*Dataset records*.
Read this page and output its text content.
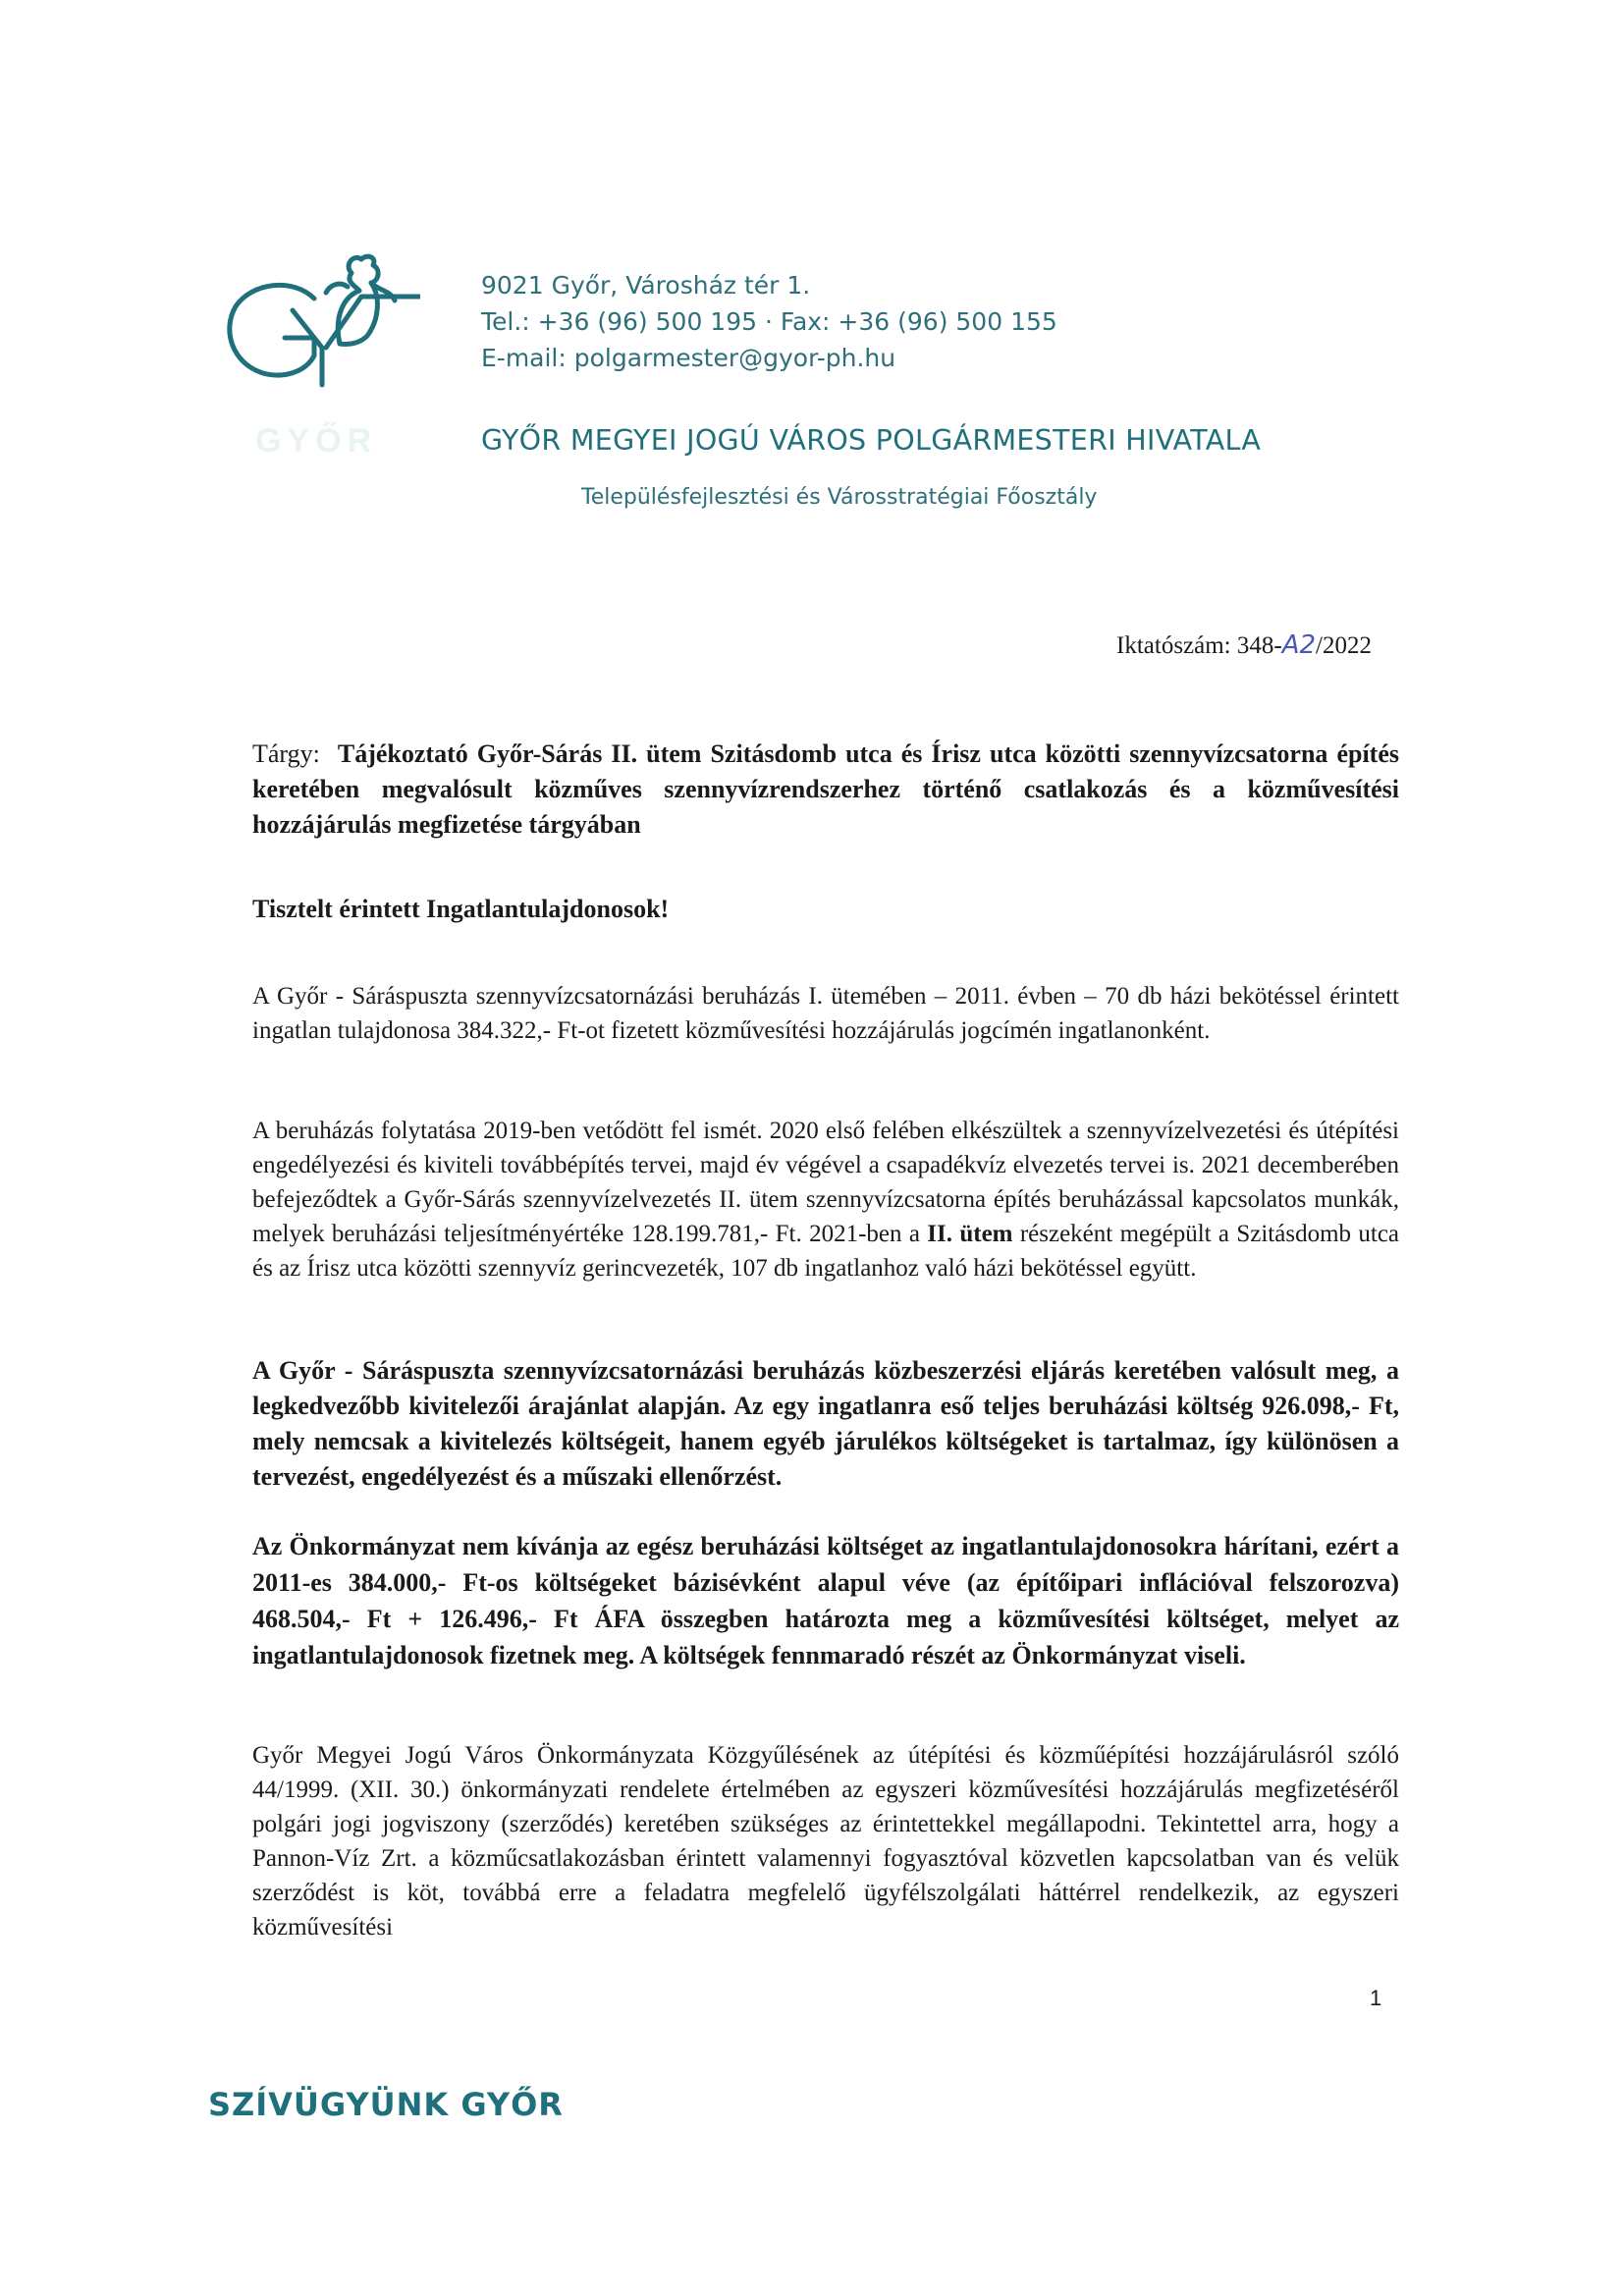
GYŐR
9021 Győr, Városház tér 1.
Tel.: +36 (96) 500 195 · Fax: +36 (96) 500 155
E-mail: polgarmester@gyor-ph.hu
GYŐR MEGYEI JOGÚ VÁROS POLGÁRMESTERI HIVATALA
Településfejlesztési és Városstratégiai Főosztály
Iktatószám: 348-A2/2022
Tárgy: Tájékoztató Győr-Sárás II. ütem Szitásdomb utca és Írisz utca közötti szennyvízcsatorna építés keretében megvalósult közműves szennyvízrendszerhez történő csatlakozás és a közművesítési hozzájárulás megfizetése tárgyában
Tisztelt érintett Ingatlantulajdonosok!
A Győr - Sáráspuszta szennyvízcsatornázási beruházás I. ütemében – 2011. évben – 70 db házi bekötéssel érintett ingatlan tulajdonosa 384.322,- Ft-ot fizetett közművesítési hozzájárulás jogcímén ingatlanonként.
A beruházás folytatása 2019-ben vetődött fel ismét. 2020 első felében elkészültek a szennyvízelvezetési és útépítési engedélyezési és kiviteli továbbépítés tervei, majd év végével a csapadékvíz elvezetés tervei is. 2021 decemberében befejeződtek a Győr-Sárás szennyvízelvezetés II. ütem szennyvízcsatorna építés beruházással kapcsolatos munkák, melyek beruházási teljesítményértéke 128.199.781,- Ft. 2021-ben a II. ütem részeként megépült a Szitásdomb utca és az Írisz utca közötti szennyvíz gerincvezeték, 107 db ingatlanhoz való házi bekötéssel együtt.
A Győr - Sáráspuszta szennyvízcsatornázási beruházás közbeszerzési eljárás keretében valósult meg, a legkedvezőbb kivitelezői árajánlat alapján. Az egy ingatlanra eső teljes beruházási költség 926.098,- Ft, mely nemcsak a kivitelezés költségeit, hanem egyéb járulékos költségeket is tartalmaz, így különösen a tervezést, engedélyezést és a műszaki ellenőrzést.
Az Önkormányzat nem kívánja az egész beruházási költséget az ingatlantulajdonosokra hárítani, ezért a 2011-es 384.000,- Ft-os költségeket bázisévként alapul véve (az építőipari inflációval felszorozva) 468.504,- Ft + 126.496,- Ft ÁFA összegben határozta meg a közművesítési költséget, melyet az ingatlantulajdonosok fizetnek meg. A költségek fennmaradó részét az Önkormányzat viseli.
Győr Megyei Jogú Város Önkormányzata Közgyűlésének az útépítési és közműépítési hozzájárulásról szóló 44/1999. (XII. 30.) önkormányzati rendelete értelmében az egyszeri közművesítési hozzájárulás megfizetéséről polgári jogi jogviszony (szerződés) keretében szükséges az érintettekkel megállapodni. Tekintettel arra, hogy a Pannon-Víz Zrt. a közműcsatlakozásban érintett valamennyi fogyasztóval közvetlen kapcsolatban van és velük szerződést is köt, továbbá erre a feladatra megfelelő ügyfélszolgálati háttérrel rendelkezik, az egyszeri közművesítési
1
SZÍVÜGYÜNK GYŐR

*Task prompt*. Identify lines with the string "érintett". Copy each one.

*Solved exercise*.
Tisztelt érintett Ingatlantulajdonosok!
A Győr - Sáráspuszta szennyvízcsatornázási beruházás I. ütemében – 2011. évben – 70 db házi bekötéssel érintett ingatlan tulajdonosa 384.322,- Ft-ot fizetett közművesítési hozzájárulás jogcímén ingatlanonként.
Győr Megyei Jogú Város Önkormányzata Közgyűlésének az útépítési és közműépítési hozzájárulásról szóló 44/1999. (XII. 30.) önkormányzati rendelete értelmében az egyszeri közművesítési hozzájárulás megfizetéséről polgári jogi jogviszony (szerződés) keretében szükséges az érintettekkel megállapodni. Tekintettel arra, hogy a Pannon-Víz Zrt. a közműcsatlakozásban érintett valamennyi fogyasztóval közvetlen kapcsolatban van és velük szerződést is köt, továbbá erre a feladatra megfelelő ügyfélszolgálati háttérrel rendelkezik, az egyszeri közművesítési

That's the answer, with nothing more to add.